— What is expected —
Locate all lines with the word "seiner". Copy them.

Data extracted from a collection
▬▬▬
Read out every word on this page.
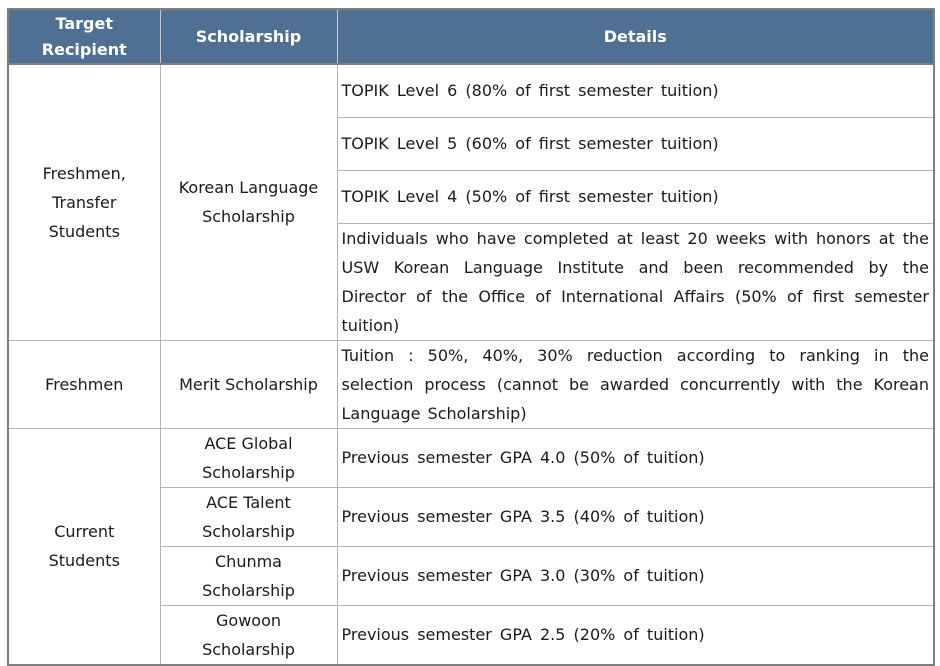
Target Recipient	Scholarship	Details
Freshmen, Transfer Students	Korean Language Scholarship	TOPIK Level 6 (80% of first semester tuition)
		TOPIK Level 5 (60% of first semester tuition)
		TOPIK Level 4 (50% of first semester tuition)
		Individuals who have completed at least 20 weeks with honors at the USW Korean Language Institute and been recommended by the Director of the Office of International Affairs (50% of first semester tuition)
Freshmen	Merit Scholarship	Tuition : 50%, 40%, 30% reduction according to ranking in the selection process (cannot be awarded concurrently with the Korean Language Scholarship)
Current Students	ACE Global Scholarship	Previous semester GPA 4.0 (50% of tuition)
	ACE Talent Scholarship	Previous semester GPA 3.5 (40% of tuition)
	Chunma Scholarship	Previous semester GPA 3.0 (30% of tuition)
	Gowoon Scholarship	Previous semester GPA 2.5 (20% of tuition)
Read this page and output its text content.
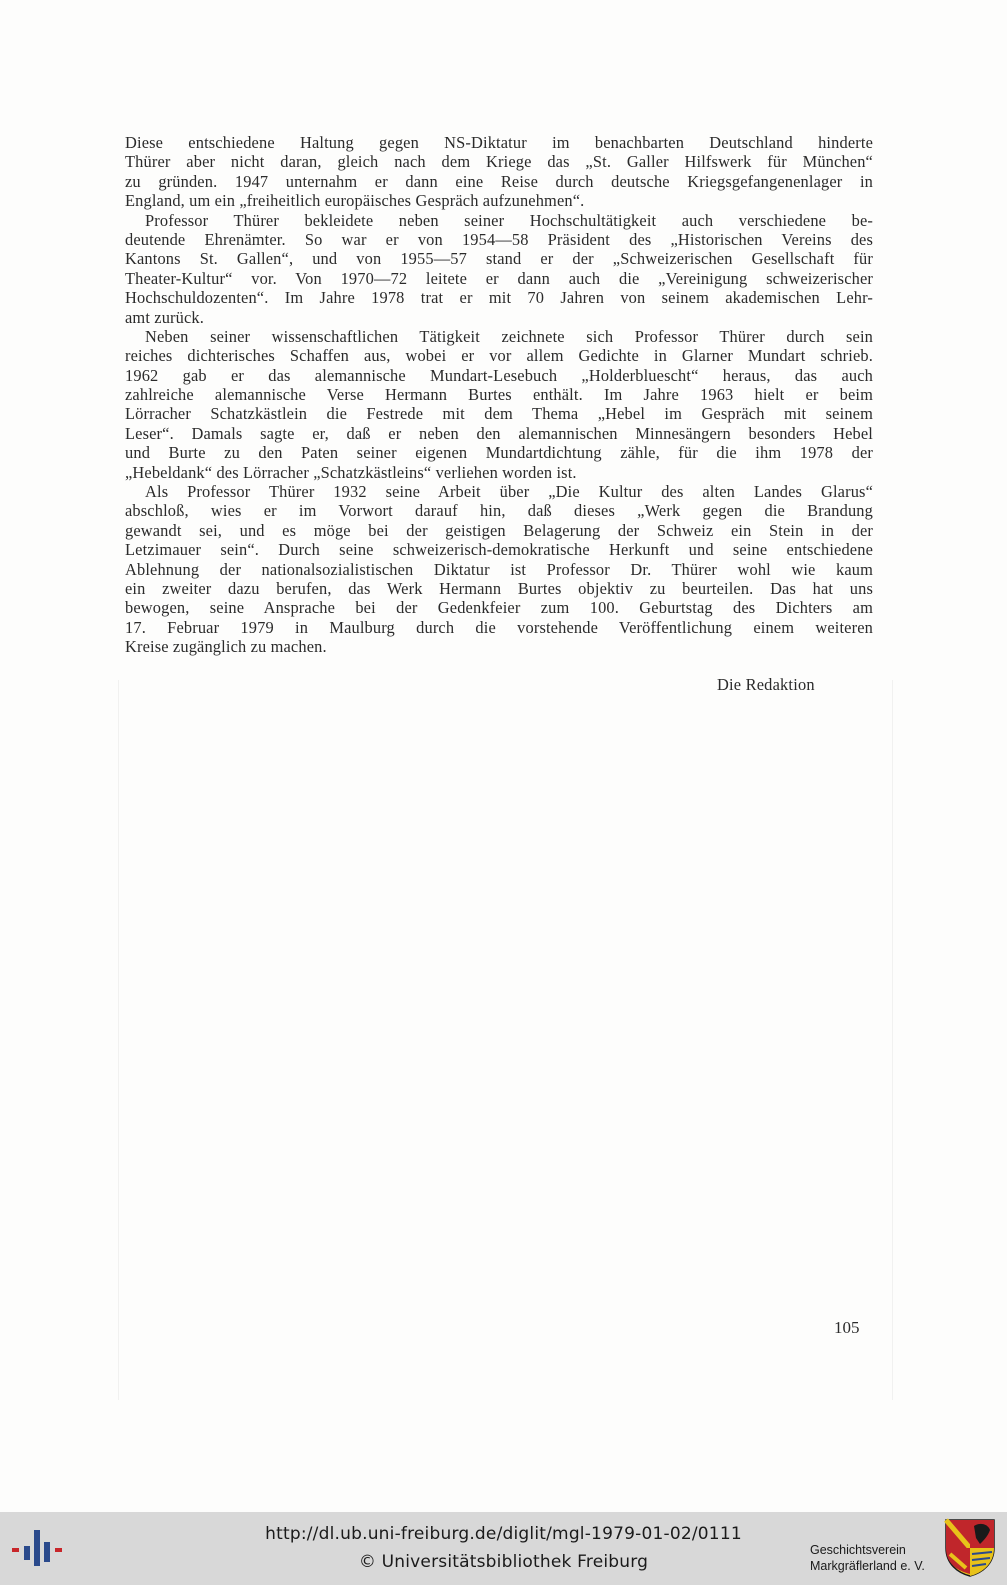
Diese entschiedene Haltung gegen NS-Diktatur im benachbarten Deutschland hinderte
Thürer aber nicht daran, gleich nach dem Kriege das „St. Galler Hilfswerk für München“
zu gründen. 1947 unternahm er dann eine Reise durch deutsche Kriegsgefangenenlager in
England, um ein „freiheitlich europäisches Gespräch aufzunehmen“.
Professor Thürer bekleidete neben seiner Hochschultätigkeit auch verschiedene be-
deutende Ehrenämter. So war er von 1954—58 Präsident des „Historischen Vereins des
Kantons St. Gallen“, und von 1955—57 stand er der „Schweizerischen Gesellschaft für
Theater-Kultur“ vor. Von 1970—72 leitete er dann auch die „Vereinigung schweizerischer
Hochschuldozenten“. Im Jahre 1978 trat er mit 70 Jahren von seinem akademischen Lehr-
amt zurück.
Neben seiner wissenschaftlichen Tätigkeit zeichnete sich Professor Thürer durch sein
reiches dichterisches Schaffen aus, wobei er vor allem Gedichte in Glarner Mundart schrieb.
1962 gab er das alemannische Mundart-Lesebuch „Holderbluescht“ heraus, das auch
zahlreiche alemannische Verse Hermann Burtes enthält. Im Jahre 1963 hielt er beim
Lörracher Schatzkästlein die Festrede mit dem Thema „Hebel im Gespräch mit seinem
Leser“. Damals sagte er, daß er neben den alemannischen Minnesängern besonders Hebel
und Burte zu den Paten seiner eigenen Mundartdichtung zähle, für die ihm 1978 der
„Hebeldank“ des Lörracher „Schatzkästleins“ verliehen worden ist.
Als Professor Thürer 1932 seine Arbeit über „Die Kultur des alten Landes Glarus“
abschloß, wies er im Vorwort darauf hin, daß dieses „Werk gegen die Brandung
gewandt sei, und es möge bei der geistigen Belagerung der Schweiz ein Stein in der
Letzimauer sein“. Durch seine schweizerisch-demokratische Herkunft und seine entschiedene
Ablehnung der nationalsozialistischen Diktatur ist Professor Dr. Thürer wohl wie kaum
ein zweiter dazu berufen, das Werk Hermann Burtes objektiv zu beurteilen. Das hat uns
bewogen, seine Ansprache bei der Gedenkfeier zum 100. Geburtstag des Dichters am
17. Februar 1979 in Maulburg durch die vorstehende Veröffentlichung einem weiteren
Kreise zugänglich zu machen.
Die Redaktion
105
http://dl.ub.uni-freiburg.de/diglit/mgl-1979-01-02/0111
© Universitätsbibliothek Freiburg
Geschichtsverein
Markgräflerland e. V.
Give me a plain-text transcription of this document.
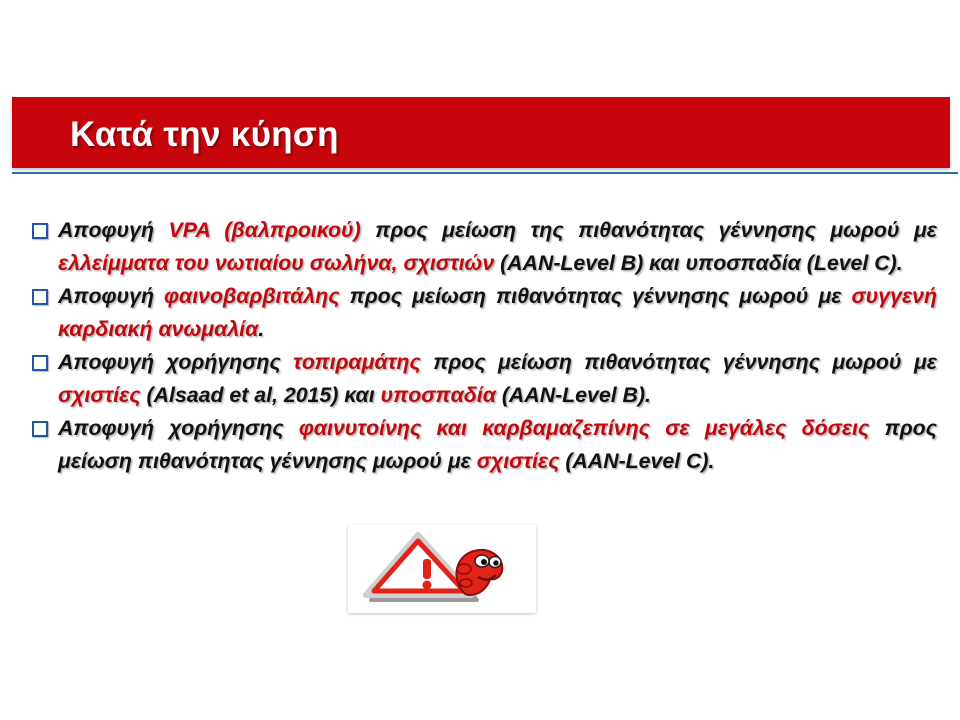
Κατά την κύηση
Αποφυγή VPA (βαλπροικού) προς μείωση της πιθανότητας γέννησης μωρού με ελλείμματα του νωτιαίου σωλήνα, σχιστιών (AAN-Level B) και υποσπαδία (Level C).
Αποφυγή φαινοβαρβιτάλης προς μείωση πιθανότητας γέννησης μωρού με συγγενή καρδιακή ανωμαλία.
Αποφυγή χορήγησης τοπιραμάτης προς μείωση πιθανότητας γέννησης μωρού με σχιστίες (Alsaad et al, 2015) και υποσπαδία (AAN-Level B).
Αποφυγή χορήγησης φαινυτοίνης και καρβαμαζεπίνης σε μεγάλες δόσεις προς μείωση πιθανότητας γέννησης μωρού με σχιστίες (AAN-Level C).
▬▬▬
— Output below —
Professor Thürer bekleidete neben seiner Hochschultätigkeit auch verschiedene be-
Neben seiner wissenschaftlichen Tätigkeit zeichnete sich Professor Thürer durch sein
und Burte zu den Paten seiner eigenen Mundartdichtung zähle, für die ihm 1978 der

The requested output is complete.